WRITTEN REQUEST: In the material below, identify each line bearing the word "bình". Reproduce those lines.

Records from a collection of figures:
○ ○ ○ ○ ○
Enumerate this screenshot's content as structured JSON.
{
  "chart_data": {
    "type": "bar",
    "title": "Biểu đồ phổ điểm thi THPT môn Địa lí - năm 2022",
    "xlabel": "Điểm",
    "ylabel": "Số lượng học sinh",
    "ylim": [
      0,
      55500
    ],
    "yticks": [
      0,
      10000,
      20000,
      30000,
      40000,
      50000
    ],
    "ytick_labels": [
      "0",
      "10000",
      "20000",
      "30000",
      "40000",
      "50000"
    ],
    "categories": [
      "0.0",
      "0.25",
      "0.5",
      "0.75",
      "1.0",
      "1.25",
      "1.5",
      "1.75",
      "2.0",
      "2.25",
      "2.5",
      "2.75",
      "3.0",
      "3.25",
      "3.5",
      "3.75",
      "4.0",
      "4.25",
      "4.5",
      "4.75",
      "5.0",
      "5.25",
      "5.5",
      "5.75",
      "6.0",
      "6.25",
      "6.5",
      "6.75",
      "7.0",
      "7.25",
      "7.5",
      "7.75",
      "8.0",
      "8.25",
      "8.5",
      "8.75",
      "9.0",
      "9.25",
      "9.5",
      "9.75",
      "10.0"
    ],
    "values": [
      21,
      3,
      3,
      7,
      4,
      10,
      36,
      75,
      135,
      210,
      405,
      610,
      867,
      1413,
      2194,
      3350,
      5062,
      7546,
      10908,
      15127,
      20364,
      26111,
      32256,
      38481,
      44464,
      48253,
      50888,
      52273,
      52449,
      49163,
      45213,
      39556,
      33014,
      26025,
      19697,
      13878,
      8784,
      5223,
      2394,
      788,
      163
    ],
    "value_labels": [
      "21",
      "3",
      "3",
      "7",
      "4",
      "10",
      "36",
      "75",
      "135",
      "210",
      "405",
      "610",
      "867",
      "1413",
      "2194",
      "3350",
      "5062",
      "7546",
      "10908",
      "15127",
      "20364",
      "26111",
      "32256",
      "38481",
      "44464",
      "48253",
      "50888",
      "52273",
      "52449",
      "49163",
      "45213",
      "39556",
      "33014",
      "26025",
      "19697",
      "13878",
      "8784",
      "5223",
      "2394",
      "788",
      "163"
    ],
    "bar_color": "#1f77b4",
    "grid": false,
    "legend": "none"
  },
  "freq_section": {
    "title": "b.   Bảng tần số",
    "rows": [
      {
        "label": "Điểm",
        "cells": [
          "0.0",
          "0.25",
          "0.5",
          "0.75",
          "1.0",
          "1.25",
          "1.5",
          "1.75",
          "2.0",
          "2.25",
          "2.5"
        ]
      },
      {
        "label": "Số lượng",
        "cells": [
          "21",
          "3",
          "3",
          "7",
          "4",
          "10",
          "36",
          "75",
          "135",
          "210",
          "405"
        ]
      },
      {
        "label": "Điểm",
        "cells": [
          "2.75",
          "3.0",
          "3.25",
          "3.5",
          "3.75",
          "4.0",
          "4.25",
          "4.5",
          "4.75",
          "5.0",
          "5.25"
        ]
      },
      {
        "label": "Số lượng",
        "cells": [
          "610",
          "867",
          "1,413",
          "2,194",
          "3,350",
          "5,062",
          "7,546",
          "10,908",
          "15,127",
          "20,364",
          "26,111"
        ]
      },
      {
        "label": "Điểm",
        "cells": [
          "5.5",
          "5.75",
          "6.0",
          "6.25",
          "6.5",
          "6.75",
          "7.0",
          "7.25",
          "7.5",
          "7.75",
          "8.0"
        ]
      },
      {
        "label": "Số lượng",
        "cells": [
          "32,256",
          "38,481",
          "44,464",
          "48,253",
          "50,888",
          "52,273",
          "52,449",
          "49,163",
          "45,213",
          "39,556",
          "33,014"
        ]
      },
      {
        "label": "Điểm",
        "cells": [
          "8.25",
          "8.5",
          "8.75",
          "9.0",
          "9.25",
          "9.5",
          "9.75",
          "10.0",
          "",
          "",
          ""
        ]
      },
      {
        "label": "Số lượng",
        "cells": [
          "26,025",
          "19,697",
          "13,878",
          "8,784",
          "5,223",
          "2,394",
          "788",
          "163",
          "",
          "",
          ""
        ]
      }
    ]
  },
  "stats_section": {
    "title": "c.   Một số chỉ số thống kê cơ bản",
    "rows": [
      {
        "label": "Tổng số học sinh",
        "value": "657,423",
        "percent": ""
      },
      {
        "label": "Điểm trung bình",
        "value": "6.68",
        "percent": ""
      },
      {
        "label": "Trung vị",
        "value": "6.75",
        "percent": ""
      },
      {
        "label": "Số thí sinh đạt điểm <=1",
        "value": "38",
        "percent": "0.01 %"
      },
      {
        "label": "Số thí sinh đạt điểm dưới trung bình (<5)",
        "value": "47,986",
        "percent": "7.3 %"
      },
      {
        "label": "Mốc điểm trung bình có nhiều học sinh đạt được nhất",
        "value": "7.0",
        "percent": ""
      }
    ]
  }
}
○ ○ ○ ○ ○
RESULT:
        "label": "Điểm trung bình",
        "label": "Số thí sinh đạt điểm dưới trung bình (<5)",
        "label": "Mốc điểm trung bình có nhiều học sinh đạt được nhất",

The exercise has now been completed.